>> Begin EXERCISE DATA

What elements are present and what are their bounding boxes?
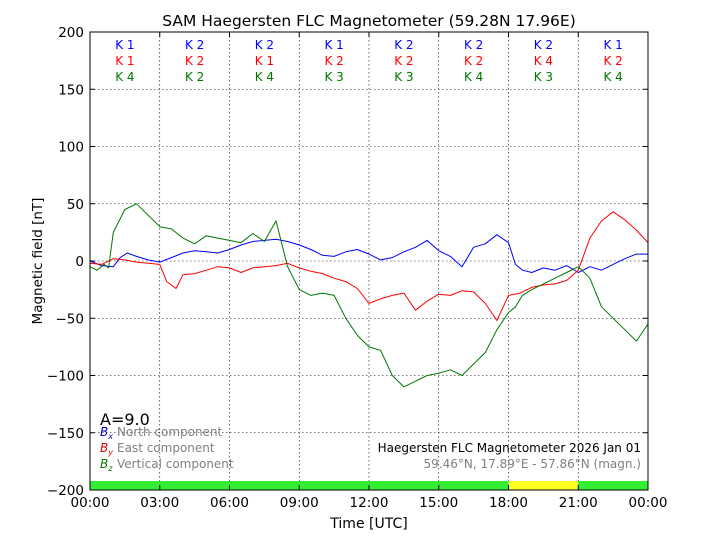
y-tick-label: −50 [56, 311, 85, 327]
legend-symbol-bx: Bx [100, 425, 113, 441]
k-index-bz: K 3 [534, 70, 553, 84]
k-index-bz: K 3 [394, 70, 413, 84]
y-tick-label: 100 [58, 140, 84, 156]
x-tick-label: 15:00 [419, 495, 458, 511]
status-segment-green [578, 481, 648, 490]
legend-label-by: East component [117, 441, 215, 455]
k-index-bx: K 2 [255, 38, 274, 52]
series-line-bz [89, 203, 649, 388]
k-index-by: K 2 [603, 54, 622, 68]
axis-ticks: 00:00 03:00 06:00 09:00 12:00 15:00 18:00 21:00… [47, 25, 668, 511]
x-tick-label: 12:00 [350, 495, 389, 511]
y-tick-label: −150 [47, 426, 84, 442]
activity-index: A=9.0 [100, 410, 150, 429]
legend-symbol-bz: Bz [100, 457, 113, 473]
x-tick-label: 03:00 [140, 495, 179, 511]
legend-label-bx: North component [117, 425, 223, 439]
k-index-bz: K 4 [115, 70, 134, 84]
y-tick-label: 0 [75, 254, 84, 270]
k-index-by: K 1 [255, 54, 274, 68]
k-index-by: K 2 [185, 54, 204, 68]
k-index-bx: K 2 [464, 38, 483, 52]
k-index-by: K 2 [324, 54, 343, 68]
station-annotation: Haegersten FLC Magnetometer 2026 Jan 01 [378, 441, 641, 455]
station-coordinates: 59.46°N, 17.89°E - 57.86°N (magn.) [424, 457, 641, 471]
series-line-by [89, 211, 649, 321]
x-axis-label: Time [UTC] [329, 516, 407, 532]
series-line-bx [89, 234, 648, 273]
grid [90, 32, 648, 490]
k-index-bx: K 2 [185, 38, 204, 52]
k-index-bx: K 1 [115, 38, 134, 52]
k-index-by: K 2 [394, 54, 413, 68]
k-index-bz: K 3 [324, 70, 343, 84]
legend-item-by: By East component [100, 441, 215, 457]
x-tick-label: 06:00 [210, 495, 249, 511]
k-index-bz: K 4 [464, 70, 483, 84]
k-index-bx: K 1 [603, 38, 622, 52]
x-tick-label: 09:00 [280, 495, 319, 511]
k-index-bz: K 2 [185, 70, 204, 84]
y-axis-label: Magnetic field [nT] [30, 198, 46, 325]
legend-item-bx: Bx North component [100, 425, 223, 441]
legend-item-bz: Bz Vertical component [100, 457, 234, 473]
legend: Bx North component By East component Bz … [100, 425, 234, 473]
k-index-table: K 1 K 1 K 4 K 2 K 2 K 2 K 2 K 1 K 4 K 1 K 2 K 3 K 2 K… [115, 38, 623, 84]
status-segment-yellow [508, 481, 579, 490]
y-tick-label: 50 [67, 197, 84, 213]
y-tick-label: −100 [47, 369, 84, 385]
k-index-bx: K 2 [394, 38, 413, 52]
k-index-by: K 1 [115, 54, 134, 68]
k-index-by: K 2 [464, 54, 483, 68]
x-tick-label: 00:00 [629, 495, 668, 511]
k-index-bx: K 2 [534, 38, 553, 52]
k-index-by: K 4 [534, 54, 553, 68]
y-tick-label: 200 [58, 25, 84, 41]
k-index-bz: K 4 [603, 70, 622, 84]
x-tick-label: 00:00 [71, 495, 110, 511]
x-tick-label: 18:00 [489, 495, 528, 511]
legend-symbol-by: By [100, 441, 113, 457]
x-tick-label: 21:00 [559, 495, 598, 511]
y-tick-label: −200 [47, 483, 84, 499]
k-index-bx: K 1 [324, 38, 343, 52]
chart-title: SAM Haegersten FLC Magnetometer (59.28N … [162, 12, 576, 30]
k-index-bz: K 4 [255, 70, 274, 84]
legend-label-bz: Vertical component [117, 457, 234, 471]
series-lines [89, 203, 649, 388]
y-tick-label: 150 [58, 82, 84, 98]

>> End EXERCISE DATA

= OBJECTIVE =
Retype the material above line for line, leaving out the picture.

= WRITTEN ANSWER =
What elements are present and what are their bounding boxes?
y-tick-label: −50 [56, 311, 85, 327]
legend-symbol-bx: Bx [100, 425, 113, 441]
k-index-bz: K 3 [534, 70, 553, 84]
k-index-bz: K 3 [394, 70, 413, 84]
y-tick-label: 100 [58, 140, 84, 156]
x-tick-label: 15:00 [419, 495, 458, 511]
status-segment-green [578, 481, 648, 490]
legend-label-by: East component [117, 441, 215, 455]
k-index-bx: K 2 [255, 38, 274, 52]
series-line-bz [89, 203, 649, 388]
k-index-by: K 2 [603, 54, 622, 68]
axis-ticks: 00:00 03:00 06:00 09:00 12:00 15:00 18:00 21:00… [47, 25, 668, 511]
x-tick-label: 12:00 [350, 495, 389, 511]
y-tick-label: −150 [47, 426, 84, 442]
activity-index: A=9.0 [100, 410, 150, 429]
legend-symbol-bz: Bz [100, 457, 113, 473]
x-tick-label: 03:00 [140, 495, 179, 511]
legend-label-bx: North component [117, 425, 223, 439]
k-index-bz: K 4 [115, 70, 134, 84]
y-tick-label: 0 [75, 254, 84, 270]
k-index-by: K 1 [255, 54, 274, 68]
k-index-by: K 2 [185, 54, 204, 68]
k-index-bx: K 2 [464, 38, 483, 52]
k-index-by: K 2 [324, 54, 343, 68]
station-annotation: Haegersten FLC Magnetometer 2026 Jan 01 [378, 441, 641, 455]
station-coordinates: 59.46°N, 17.89°E - 57.86°N (magn.) [424, 457, 641, 471]
series-line-by [89, 211, 649, 321]
x-axis-label: Time [UTC] [329, 516, 407, 532]
series-line-bx [89, 234, 648, 273]
grid [90, 32, 648, 490]
k-index-bx: K 2 [185, 38, 204, 52]
k-index-bx: K 1 [115, 38, 134, 52]
k-index-by: K 2 [394, 54, 413, 68]
k-index-bz: K 3 [324, 70, 343, 84]
legend-item-by: By East component [100, 441, 215, 457]
x-tick-label: 06:00 [210, 495, 249, 511]
k-index-bz: K 4 [464, 70, 483, 84]
k-index-bx: K 1 [603, 38, 622, 52]
x-tick-label: 09:00 [280, 495, 319, 511]
k-index-bz: K 2 [185, 70, 204, 84]
y-axis-label: Magnetic field [nT] [30, 198, 46, 325]
legend-item-bx: Bx North component [100, 425, 223, 441]
legend-item-bz: Bz Vertical component [100, 457, 234, 473]
legend: Bx North component By East component Bz … [100, 425, 234, 473]
k-index-table: K 1 K 1 K 4 K 2 K 2 K 2 K 2 K 1 K 4 K 1 K 2 K 3 K 2 K… [115, 38, 623, 84]
status-segment-yellow [508, 481, 579, 490]
y-tick-label: 50 [67, 197, 84, 213]
y-tick-label: −100 [47, 369, 84, 385]
k-index-bx: K 2 [394, 38, 413, 52]
k-index-by: K 1 [115, 54, 134, 68]
k-index-by: K 2 [464, 54, 483, 68]
x-tick-label: 00:00 [629, 495, 668, 511]
k-index-bx: K 2 [534, 38, 553, 52]
k-index-by: K 4 [534, 54, 553, 68]
y-tick-label: 200 [58, 25, 84, 41]
k-index-bz: K 4 [603, 70, 622, 84]
x-tick-label: 00:00 [71, 495, 110, 511]
x-tick-label: 18:00 [489, 495, 528, 511]
legend-symbol-by: By [100, 441, 113, 457]
x-tick-label: 21:00 [559, 495, 598, 511]
y-tick-label: −200 [47, 483, 84, 499]
k-index-bx: K 1 [324, 38, 343, 52]
chart-title: SAM Haegersten FLC Magnetometer (59.28N … [162, 12, 576, 30]
k-index-bz: K 4 [255, 70, 274, 84]
legend-label-bz: Vertical component [117, 457, 234, 471]
series-lines [89, 203, 649, 388]
y-tick-label: 150 [58, 82, 84, 98]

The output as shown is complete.